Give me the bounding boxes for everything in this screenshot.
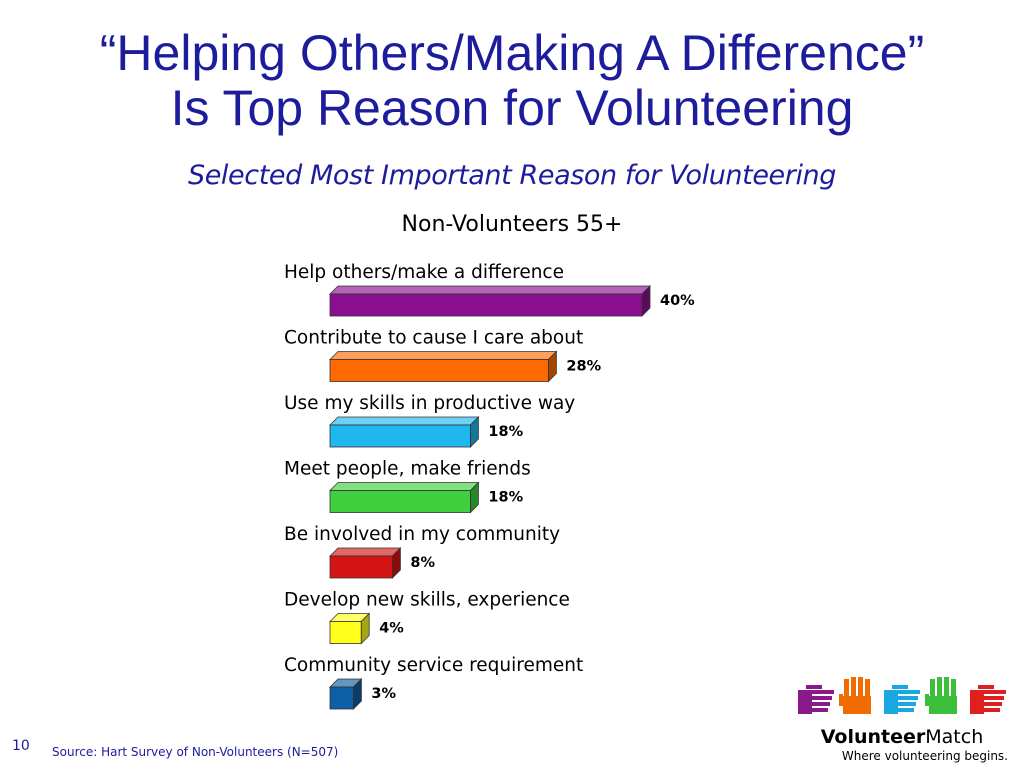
hand-finger [812,690,834,694]
hand-finger [898,696,918,700]
data-label: 18% [488,424,523,440]
hand-icon [839,677,871,714]
bar-top-face [329,416,480,426]
chart-title: Selected Most Important Reason for Volun… [187,160,836,191]
hand-finger [865,679,870,701]
bar-top-face [329,351,558,360]
hand-thumb [892,685,908,689]
volunteermatch-logo: VolunteerMatch Where volunteering begins… [790,672,1018,768]
data-label: 40% [660,293,695,309]
hand-thumb [839,694,843,706]
hand-icon [970,685,1006,714]
category-label: Contribute to cause I care about [284,328,583,349]
hand-finger [984,690,1006,694]
hand-palm [843,696,871,714]
hand-finger [898,690,920,694]
bar [329,359,549,382]
hands-logo-icon [798,677,1006,714]
bar-group: Community service requirement 3% [284,655,583,710]
slide-title: “Helping Others/Making A Difference” Is … [0,26,1024,136]
logo-name-bold: Volunteer [820,726,926,748]
bar [329,293,643,317]
hand-finger [858,677,863,699]
category-label: Develop new skills, experience [284,590,570,611]
bar-group: Develop new skills, experience 4% [284,590,570,645]
bar [329,490,471,513]
hand-finger [944,677,949,699]
hand-finger [898,702,916,706]
hand-finger [930,679,935,701]
data-label: 18% [488,490,523,506]
category-label: Be involved in my community [284,524,560,545]
hand-finger [984,702,1002,706]
bar-top-face [329,482,480,491]
data-label: 8% [410,555,435,571]
category-label: Meet people, make friends [284,459,531,480]
hand-palm [798,690,812,714]
data-label: 4% [379,621,404,637]
bar-group: Help others/make a difference 40% [284,262,695,317]
bar-top-face [329,285,651,295]
hand-thumb [925,694,929,706]
bar-group: Contribute to cause I care about 28% [284,328,602,383]
hand-finger [812,708,828,712]
hand-finger [844,679,849,701]
source-note: Source: Hart Survey of Non-Volunteers (N… [52,745,339,759]
hand-finger [951,679,956,701]
hand-palm [884,690,898,714]
title-line-2: Is Top Reason for Volunteering [170,80,854,136]
hand-palm [929,696,957,714]
bar [329,686,354,710]
logo-wordmark: VolunteerMatch [796,726,1008,748]
hand-finger [812,696,832,700]
category-label: Help others/make a difference [284,262,564,283]
hand-finger [812,702,830,706]
hand-thumb [978,685,994,689]
bar-chart: Help others/make a difference 40% Contribu… [284,262,695,710]
logo-tagline: Where volunteering begins. [841,749,1008,763]
hand-palm [970,690,984,714]
category-label: Use my skills in productive way [284,393,575,414]
logo-name-regular: Match [925,726,984,748]
hand-icon [884,685,920,714]
hand-thumb [806,685,822,689]
bar [329,555,393,579]
hand-finger [984,696,1004,700]
data-label: 3% [371,686,396,702]
bar-group: Use my skills in productive way 18% [284,393,575,448]
hand-icon [798,685,834,714]
bar [329,424,471,448]
bar-group: Meet people, make friends 18% [284,459,531,514]
bar-top-face [329,547,402,557]
data-label: 28% [566,359,601,375]
hand-finger [984,708,1000,712]
chart-subtitle: Non-Volunteers 55+ [401,212,623,237]
category-label: Community service requirement [284,655,583,676]
bar [329,621,362,644]
title-line-1: “Helping Others/Making A Difference” [99,25,925,81]
hand-finger [937,677,942,699]
hand-icon [925,677,957,714]
bar-group: Be involved in my community 8% [284,524,560,579]
hand-finger [898,708,914,712]
page-number: 10 [12,738,30,754]
hand-finger [851,677,856,699]
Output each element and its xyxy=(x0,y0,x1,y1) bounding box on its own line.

## [Stated problem]
Print the records above word for word, omitting the picture.

## [Solution to the exercise]
Give me the bounding boxes for everything in this screenshot.
hand-finger [812,690,834,694]
hand-finger [898,696,918,700]
data-label: 18% [488,424,523,440]
hand-icon [839,677,871,714]
bar-top-face [329,416,480,426]
chart-title: Selected Most Important Reason for Volun… [187,160,836,191]
hand-finger [865,679,870,701]
bar-top-face [329,351,558,360]
hand-thumb [892,685,908,689]
volunteermatch-logo: VolunteerMatch Where volunteering begins… [790,672,1018,768]
data-label: 40% [660,293,695,309]
hand-thumb [839,694,843,706]
hand-icon [970,685,1006,714]
category-label: Contribute to cause I care about [284,328,583,349]
hand-finger [984,690,1006,694]
hand-palm [843,696,871,714]
hand-finger [898,690,920,694]
bar [329,359,549,382]
hands-logo-icon [798,677,1006,714]
bar-group: Community service requirement 3% [284,655,583,710]
slide-title: “Helping Others/Making A Difference” Is … [0,26,1024,136]
logo-name-bold: Volunteer [820,726,926,748]
bar [329,293,643,317]
hand-finger [858,677,863,699]
category-label: Develop new skills, experience [284,590,570,611]
bar-group: Develop new skills, experience 4% [284,590,570,645]
bar [329,490,471,513]
hand-finger [944,677,949,699]
hand-finger [898,702,916,706]
hand-finger [930,679,935,701]
data-label: 18% [488,490,523,506]
category-label: Be involved in my community [284,524,560,545]
hand-finger [984,702,1002,706]
bar-top-face [329,482,480,491]
data-label: 8% [410,555,435,571]
category-label: Meet people, make friends [284,459,531,480]
hand-palm [798,690,812,714]
data-label: 4% [379,621,404,637]
bar-group: Help others/make a difference 40% [284,262,695,317]
bar-top-face [329,285,651,295]
hand-thumb [925,694,929,706]
bar-group: Contribute to cause I care about 28% [284,328,602,383]
hand-finger [812,708,828,712]
hand-finger [844,679,849,701]
source-note: Source: Hart Survey of Non-Volunteers (N… [52,745,339,759]
hand-finger [951,679,956,701]
hand-palm [884,690,898,714]
title-line-2: Is Top Reason for Volunteering [170,80,854,136]
hand-palm [929,696,957,714]
bar [329,686,354,710]
logo-wordmark: VolunteerMatch [796,726,1008,748]
hand-finger [812,696,832,700]
category-label: Help others/make a difference [284,262,564,283]
hand-finger [812,702,830,706]
hand-thumb [978,685,994,689]
bar-chart: Help others/make a difference 40% Contribu… [284,262,695,710]
logo-tagline: Where volunteering begins. [841,749,1008,763]
hand-palm [970,690,984,714]
category-label: Use my skills in productive way [284,393,575,414]
logo-name-regular: Match [925,726,984,748]
hand-icon [884,685,920,714]
hand-thumb [806,685,822,689]
bar [329,555,393,579]
hand-finger [984,696,1004,700]
data-label: 3% [371,686,396,702]
bar-group: Use my skills in productive way 18% [284,393,575,448]
hand-icon [798,685,834,714]
bar [329,424,471,448]
bar-group: Meet people, make friends 18% [284,459,531,514]
bar-top-face [329,547,402,557]
data-label: 28% [566,359,601,375]
hand-finger [984,708,1000,712]
chart-subtitle: Non-Volunteers 55+ [401,212,623,237]
category-label: Community service requirement [284,655,583,676]
bar [329,621,362,644]
title-line-1: “Helping Others/Making A Difference” [99,25,925,81]
hand-finger [937,677,942,699]
hand-icon [925,677,957,714]
bar-group: Be involved in my community 8% [284,524,560,579]
hand-finger [898,708,914,712]
page-number: 10 [12,738,30,754]
hand-finger [851,677,856,699]
Output each element and its xyxy=(x0,y0,x1,y1) bounding box on its own line.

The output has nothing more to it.